# What needs to be done
Gather each line in the entries that includes the string "with".
— Start Data supplied —
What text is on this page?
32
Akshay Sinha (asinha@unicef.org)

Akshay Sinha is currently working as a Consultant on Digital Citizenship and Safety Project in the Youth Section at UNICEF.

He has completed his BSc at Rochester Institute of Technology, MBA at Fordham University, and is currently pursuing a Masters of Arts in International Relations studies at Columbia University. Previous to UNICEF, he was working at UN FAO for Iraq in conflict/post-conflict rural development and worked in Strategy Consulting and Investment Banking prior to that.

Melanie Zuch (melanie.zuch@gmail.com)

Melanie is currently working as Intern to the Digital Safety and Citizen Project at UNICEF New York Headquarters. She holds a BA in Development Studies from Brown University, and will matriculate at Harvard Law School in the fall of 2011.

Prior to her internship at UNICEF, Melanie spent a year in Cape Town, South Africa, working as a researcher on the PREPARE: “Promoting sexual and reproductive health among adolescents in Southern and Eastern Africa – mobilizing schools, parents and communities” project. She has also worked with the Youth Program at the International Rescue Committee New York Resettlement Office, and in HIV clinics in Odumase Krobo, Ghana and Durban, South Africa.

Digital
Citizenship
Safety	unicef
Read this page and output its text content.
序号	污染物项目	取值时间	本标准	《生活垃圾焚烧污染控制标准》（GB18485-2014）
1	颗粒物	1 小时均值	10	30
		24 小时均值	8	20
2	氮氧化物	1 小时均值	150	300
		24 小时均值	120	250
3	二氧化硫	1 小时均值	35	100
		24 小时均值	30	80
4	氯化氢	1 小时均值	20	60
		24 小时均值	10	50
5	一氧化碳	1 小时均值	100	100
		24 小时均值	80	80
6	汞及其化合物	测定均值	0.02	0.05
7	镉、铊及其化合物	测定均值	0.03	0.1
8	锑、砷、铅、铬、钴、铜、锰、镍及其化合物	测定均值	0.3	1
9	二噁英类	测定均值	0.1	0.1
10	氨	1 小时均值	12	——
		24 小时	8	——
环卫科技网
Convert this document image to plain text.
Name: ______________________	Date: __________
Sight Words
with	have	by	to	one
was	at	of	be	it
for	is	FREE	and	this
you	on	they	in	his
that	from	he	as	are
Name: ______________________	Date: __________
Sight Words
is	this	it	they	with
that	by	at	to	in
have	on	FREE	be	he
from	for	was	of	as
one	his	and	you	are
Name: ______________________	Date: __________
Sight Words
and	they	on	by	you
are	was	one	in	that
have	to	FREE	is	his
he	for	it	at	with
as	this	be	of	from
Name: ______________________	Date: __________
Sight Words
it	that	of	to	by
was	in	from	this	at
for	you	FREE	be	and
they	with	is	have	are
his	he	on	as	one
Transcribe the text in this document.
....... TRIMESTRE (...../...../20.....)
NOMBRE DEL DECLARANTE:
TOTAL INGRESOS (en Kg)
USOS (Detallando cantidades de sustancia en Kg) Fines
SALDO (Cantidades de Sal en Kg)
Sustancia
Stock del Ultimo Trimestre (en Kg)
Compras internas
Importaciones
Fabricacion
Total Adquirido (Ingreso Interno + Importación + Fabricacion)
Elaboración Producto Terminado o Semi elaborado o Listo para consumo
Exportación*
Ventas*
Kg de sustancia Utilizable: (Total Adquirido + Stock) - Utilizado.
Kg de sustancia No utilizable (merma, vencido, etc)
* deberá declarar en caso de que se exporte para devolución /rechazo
— End Data supplied —
# Reply
Prior to her internship at UNICEF, Melanie spent a year in Cape Town, South Africa, working as a researcher on the PREPARE: “Promoting sexual and reproductive health among adolescents in Southern and Eastern Africa – mobilizing schools, parents and communities” project. She has also worked with the Youth Program at the International Rescue Committee New York Resettlement Office, and in HIV clinics in Odumase Krobo, Ghana and Durban, South Africa.
with	have	by	to	one
is	this	it	they	with
he	for	it	at	with
they	with	is	have	are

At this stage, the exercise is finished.